**Goal**
Pull every line holding the string "true" from the records below.
# Exercise input start
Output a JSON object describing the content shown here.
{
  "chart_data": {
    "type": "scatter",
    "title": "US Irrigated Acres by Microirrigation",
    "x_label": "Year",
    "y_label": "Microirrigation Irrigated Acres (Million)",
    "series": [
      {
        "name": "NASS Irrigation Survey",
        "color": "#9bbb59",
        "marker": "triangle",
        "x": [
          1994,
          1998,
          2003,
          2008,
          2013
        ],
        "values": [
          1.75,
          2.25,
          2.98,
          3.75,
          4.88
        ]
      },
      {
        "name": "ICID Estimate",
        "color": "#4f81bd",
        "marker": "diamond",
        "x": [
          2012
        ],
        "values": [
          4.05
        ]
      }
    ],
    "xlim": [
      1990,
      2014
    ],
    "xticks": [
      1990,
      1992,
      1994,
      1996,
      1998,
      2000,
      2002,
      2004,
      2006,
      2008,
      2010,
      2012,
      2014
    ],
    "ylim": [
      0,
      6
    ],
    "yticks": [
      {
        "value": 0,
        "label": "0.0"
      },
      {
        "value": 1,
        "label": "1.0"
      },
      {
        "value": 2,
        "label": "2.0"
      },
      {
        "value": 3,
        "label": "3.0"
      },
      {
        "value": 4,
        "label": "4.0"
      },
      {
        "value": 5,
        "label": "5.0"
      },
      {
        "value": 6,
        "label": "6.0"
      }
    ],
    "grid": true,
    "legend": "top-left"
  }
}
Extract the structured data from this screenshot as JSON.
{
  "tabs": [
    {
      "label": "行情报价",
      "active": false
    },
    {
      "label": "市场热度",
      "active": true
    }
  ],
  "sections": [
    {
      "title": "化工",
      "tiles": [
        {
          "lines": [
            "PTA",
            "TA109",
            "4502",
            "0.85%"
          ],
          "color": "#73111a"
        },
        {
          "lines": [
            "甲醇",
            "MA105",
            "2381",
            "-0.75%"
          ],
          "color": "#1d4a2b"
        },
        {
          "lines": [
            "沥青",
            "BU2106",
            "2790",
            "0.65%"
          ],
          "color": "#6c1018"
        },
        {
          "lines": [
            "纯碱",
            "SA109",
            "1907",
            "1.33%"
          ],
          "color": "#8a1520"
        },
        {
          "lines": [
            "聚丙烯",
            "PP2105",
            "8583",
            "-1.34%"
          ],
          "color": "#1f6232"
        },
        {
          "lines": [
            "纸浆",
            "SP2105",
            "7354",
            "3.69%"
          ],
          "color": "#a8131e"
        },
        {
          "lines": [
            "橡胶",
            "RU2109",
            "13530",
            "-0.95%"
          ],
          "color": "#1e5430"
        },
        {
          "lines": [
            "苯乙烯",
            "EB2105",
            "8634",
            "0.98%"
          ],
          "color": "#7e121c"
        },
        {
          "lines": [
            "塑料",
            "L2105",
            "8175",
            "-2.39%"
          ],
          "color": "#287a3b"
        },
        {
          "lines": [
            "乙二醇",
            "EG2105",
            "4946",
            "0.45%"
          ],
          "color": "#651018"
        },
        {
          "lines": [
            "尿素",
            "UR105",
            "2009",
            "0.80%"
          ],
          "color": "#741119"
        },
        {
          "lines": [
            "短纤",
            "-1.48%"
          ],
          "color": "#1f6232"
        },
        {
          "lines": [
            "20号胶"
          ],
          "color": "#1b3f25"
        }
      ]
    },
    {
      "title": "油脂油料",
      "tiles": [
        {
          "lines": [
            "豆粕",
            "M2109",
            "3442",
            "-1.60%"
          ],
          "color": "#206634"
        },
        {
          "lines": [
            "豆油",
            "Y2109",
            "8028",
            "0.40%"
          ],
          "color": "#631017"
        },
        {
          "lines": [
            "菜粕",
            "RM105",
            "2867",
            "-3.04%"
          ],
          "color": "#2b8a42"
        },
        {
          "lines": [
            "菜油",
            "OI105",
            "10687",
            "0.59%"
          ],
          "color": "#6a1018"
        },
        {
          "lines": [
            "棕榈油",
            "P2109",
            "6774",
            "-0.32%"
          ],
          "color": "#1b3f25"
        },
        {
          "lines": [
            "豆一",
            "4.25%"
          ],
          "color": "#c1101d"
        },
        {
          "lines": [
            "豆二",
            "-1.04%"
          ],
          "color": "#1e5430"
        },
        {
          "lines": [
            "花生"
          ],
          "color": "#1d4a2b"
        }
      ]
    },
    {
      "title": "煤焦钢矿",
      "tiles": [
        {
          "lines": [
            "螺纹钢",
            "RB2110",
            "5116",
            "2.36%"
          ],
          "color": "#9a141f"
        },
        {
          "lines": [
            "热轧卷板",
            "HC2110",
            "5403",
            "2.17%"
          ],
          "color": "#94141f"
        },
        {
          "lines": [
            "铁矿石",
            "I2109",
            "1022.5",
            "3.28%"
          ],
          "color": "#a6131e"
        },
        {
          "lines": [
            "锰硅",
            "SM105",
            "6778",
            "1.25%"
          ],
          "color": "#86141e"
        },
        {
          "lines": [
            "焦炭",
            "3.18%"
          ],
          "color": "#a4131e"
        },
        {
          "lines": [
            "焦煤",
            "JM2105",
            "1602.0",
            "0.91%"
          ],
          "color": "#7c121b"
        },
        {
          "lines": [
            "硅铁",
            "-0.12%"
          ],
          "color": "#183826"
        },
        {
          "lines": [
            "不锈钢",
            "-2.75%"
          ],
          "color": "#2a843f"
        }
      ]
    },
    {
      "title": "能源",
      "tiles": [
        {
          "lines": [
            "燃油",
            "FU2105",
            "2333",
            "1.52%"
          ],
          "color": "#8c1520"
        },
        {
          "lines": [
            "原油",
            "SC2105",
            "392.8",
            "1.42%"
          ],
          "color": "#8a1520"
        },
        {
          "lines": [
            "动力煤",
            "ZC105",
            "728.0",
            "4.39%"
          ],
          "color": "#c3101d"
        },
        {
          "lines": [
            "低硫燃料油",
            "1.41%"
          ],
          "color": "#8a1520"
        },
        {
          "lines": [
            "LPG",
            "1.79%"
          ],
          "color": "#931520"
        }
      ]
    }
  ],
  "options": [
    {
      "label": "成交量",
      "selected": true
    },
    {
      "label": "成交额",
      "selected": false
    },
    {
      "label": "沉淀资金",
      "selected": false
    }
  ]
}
# Exercise input end
**Completed task**
    "grid": true,
      "active": true
      "selected": true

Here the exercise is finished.